(Records about charts and figures)
---+---
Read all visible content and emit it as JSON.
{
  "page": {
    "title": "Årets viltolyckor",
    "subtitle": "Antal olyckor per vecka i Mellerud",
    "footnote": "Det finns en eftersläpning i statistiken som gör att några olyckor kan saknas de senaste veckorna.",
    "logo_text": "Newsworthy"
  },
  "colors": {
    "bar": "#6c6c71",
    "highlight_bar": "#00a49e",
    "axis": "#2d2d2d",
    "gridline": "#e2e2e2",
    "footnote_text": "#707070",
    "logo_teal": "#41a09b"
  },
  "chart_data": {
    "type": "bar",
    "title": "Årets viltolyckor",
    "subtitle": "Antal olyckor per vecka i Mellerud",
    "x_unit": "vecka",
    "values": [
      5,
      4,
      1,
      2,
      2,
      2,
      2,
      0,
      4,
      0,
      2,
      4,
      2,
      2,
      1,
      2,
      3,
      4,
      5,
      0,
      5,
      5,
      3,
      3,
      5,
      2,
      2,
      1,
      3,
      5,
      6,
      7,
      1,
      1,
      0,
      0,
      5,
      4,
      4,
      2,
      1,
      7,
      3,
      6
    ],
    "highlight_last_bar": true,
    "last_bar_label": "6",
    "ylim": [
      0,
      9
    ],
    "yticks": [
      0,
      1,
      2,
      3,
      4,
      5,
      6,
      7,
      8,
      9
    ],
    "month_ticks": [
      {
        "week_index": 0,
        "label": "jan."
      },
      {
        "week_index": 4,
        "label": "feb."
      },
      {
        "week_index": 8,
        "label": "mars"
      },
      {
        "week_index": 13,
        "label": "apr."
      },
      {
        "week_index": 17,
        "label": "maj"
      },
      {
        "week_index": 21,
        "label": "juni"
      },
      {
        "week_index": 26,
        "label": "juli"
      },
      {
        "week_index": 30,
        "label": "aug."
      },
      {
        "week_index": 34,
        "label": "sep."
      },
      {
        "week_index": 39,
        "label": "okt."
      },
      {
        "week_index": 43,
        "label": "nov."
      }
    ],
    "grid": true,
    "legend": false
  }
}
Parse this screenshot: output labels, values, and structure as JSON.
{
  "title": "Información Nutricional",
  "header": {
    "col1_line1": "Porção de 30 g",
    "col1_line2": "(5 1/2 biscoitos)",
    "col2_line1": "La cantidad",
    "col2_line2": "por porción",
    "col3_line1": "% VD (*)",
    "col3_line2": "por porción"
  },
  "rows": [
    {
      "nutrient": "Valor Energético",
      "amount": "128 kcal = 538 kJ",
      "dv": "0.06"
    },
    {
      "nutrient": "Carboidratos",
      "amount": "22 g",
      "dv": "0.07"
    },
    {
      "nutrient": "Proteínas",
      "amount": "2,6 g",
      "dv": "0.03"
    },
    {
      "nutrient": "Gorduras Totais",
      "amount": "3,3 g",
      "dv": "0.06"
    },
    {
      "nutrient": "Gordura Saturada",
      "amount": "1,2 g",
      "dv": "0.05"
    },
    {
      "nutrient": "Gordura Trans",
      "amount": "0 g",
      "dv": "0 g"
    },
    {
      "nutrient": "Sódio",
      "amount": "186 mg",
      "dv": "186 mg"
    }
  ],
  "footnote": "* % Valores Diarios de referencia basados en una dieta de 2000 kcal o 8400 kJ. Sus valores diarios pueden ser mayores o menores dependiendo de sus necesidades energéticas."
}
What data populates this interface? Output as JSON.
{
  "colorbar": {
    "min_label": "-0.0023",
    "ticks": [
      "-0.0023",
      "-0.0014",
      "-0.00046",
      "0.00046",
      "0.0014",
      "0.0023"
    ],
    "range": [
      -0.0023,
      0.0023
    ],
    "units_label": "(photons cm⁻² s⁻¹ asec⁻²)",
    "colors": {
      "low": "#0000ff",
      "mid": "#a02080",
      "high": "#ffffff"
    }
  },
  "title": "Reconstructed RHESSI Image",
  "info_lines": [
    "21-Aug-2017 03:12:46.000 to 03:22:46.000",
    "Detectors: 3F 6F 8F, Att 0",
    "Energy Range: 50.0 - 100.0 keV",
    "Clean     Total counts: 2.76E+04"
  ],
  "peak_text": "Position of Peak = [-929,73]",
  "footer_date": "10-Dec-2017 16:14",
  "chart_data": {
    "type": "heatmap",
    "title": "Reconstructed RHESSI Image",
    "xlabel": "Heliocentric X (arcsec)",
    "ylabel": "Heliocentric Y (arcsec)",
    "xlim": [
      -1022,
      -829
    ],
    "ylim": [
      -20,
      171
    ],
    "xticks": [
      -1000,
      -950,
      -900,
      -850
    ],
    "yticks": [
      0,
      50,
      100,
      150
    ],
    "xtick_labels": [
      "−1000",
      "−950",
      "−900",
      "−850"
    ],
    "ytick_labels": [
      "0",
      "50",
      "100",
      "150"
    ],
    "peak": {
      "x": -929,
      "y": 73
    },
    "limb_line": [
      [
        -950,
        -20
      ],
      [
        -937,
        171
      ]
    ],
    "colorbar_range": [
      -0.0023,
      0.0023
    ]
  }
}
---+---
▸ **Prompt**
Go through the records above and retype each one exactly.

▸ **Complete response**
Read all visible content and emit it as JSON.
{
  "page": {
    "title": "Årets viltolyckor",
    "subtitle": "Antal olyckor per vecka i Mellerud",
    "footnote": "Det finns en eftersläpning i statistiken som gör att några olyckor kan saknas de senaste veckorna.",
    "logo_text": "Newsworthy"
  },
  "colors": {
    "bar": "#6c6c71",
    "highlight_bar": "#00a49e",
    "axis": "#2d2d2d",
    "gridline": "#e2e2e2",
    "footnote_text": "#707070",
    "logo_teal": "#41a09b"
  },
  "chart_data": {
    "type": "bar",
    "title": "Årets viltolyckor",
    "subtitle": "Antal olyckor per vecka i Mellerud",
    "x_unit": "vecka",
    "values": [
      5,
      4,
      1,
      2,
      2,
      2,
      2,
      0,
      4,
      0,
      2,
      4,
      2,
      2,
      1,
      2,
      3,
      4,
      5,
      0,
      5,
      5,
      3,
      3,
      5,
      2,
      2,
      1,
      3,
      5,
      6,
      7,
      1,
      1,
      0,
      0,
      5,
      4,
      4,
      2,
      1,
      7,
      3,
      6
    ],
    "highlight_last_bar": true,
    "last_bar_label": "6",
    "ylim": [
      0,
      9
    ],
    "yticks": [
      0,
      1,
      2,
      3,
      4,
      5,
      6,
      7,
      8,
      9
    ],
    "month_ticks": [
      {
        "week_index": 0,
        "label": "jan."
      },
      {
        "week_index": 4,
        "label": "feb."
      },
      {
        "week_index": 8,
        "label": "mars"
      },
      {
        "week_index": 13,
        "label": "apr."
      },
      {
        "week_index": 17,
        "label": "maj"
      },
      {
        "week_index": 21,
        "label": "juni"
      },
      {
        "week_index": 26,
        "label": "juli"
      },
      {
        "week_index": 30,
        "label": "aug."
      },
      {
        "week_index": 34,
        "label": "sep."
      },
      {
        "week_index": 39,
        "label": "okt."
      },
      {
        "week_index": 43,
        "label": "nov."
      }
    ],
    "grid": true,
    "legend": false
  }
}
Parse this screenshot: output labels, values, and structure as JSON.
{
  "title": "Información Nutricional",
  "header": {
    "col1_line1": "Porção de 30 g",
    "col1_line2": "(5 1/2 biscoitos)",
    "col2_line1": "La cantidad",
    "col2_line2": "por porción",
    "col3_line1": "% VD (*)",
    "col3_line2": "por porción"
  },
  "rows": [
    {
      "nutrient": "Valor Energético",
      "amount": "128 kcal = 538 kJ",
      "dv": "0.06"
    },
    {
      "nutrient": "Carboidratos",
      "amount": "22 g",
      "dv": "0.07"
    },
    {
      "nutrient": "Proteínas",
      "amount": "2,6 g",
      "dv": "0.03"
    },
    {
      "nutrient": "Gorduras Totais",
      "amount": "3,3 g",
      "dv": "0.06"
    },
    {
      "nutrient": "Gordura Saturada",
      "amount": "1,2 g",
      "dv": "0.05"
    },
    {
      "nutrient": "Gordura Trans",
      "amount": "0 g",
      "dv": "0 g"
    },
    {
      "nutrient": "Sódio",
      "amount": "186 mg",
      "dv": "186 mg"
    }
  ],
  "footnote": "* % Valores Diarios de referencia basados en una dieta de 2000 kcal o 8400 kJ. Sus valores diarios pueden ser mayores o menores dependiendo de sus necesidades energéticas."
}
What data populates this interface? Output as JSON.
{
  "colorbar": {
    "min_label": "-0.0023",
    "ticks": [
      "-0.0023",
      "-0.0014",
      "-0.00046",
      "0.00046",
      "0.0014",
      "0.0023"
    ],
    "range": [
      -0.0023,
      0.0023
    ],
    "units_label": "(photons cm⁻² s⁻¹ asec⁻²)",
    "colors": {
      "low": "#0000ff",
      "mid": "#a02080",
      "high": "#ffffff"
    }
  },
  "title": "Reconstructed RHESSI Image",
  "info_lines": [
    "21-Aug-2017 03:12:46.000 to 03:22:46.000",
    "Detectors: 3F 6F 8F, Att 0",
    "Energy Range: 50.0 - 100.0 keV",
    "Clean     Total counts: 2.76E+04"
  ],
  "peak_text": "Position of Peak = [-929,73]",
  "footer_date": "10-Dec-2017 16:14",
  "chart_data": {
    "type": "heatmap",
    "title": "Reconstructed RHESSI Image",
    "xlabel": "Heliocentric X (arcsec)",
    "ylabel": "Heliocentric Y (arcsec)",
    "xlim": [
      -1022,
      -829
    ],
    "ylim": [
      -20,
      171
    ],
    "xticks": [
      -1000,
      -950,
      -900,
      -850
    ],
    "yticks": [
      0,
      50,
      100,
      150
    ],
    "xtick_labels": [
      "−1000",
      "−950",
      "−900",
      "−850"
    ],
    "ytick_labels": [
      "0",
      "50",
      "100",
      "150"
    ],
    "peak": {
      "x": -929,
      "y": 73
    },
    "limb_line": [
      [
        -950,
        -20
      ],
      [
        -937,
        171
      ]
    ],
    "colorbar_range": [
      -0.0023,
      0.0023
    ]
  }
}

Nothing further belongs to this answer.